▼

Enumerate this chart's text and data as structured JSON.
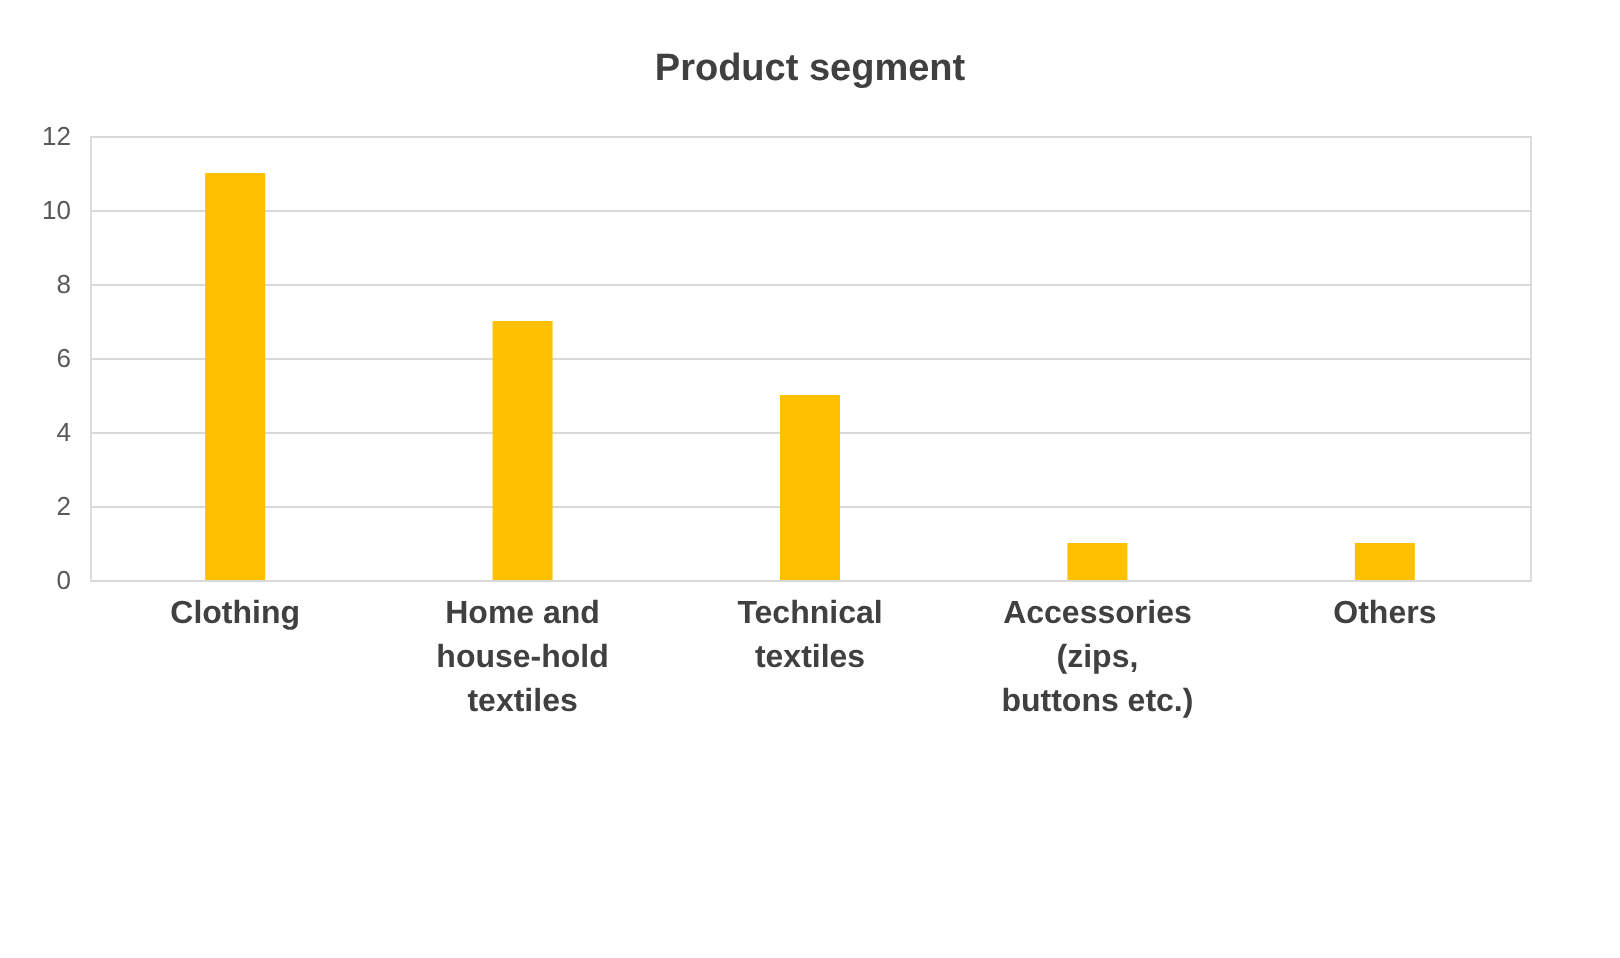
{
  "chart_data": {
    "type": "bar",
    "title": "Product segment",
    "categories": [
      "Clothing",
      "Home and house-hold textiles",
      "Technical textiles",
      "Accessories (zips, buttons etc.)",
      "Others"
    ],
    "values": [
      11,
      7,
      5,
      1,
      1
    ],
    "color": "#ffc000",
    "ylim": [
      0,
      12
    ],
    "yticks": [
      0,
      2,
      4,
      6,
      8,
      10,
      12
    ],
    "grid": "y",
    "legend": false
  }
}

▲

State how many lines of the listing include "textiles", and nothing more.

2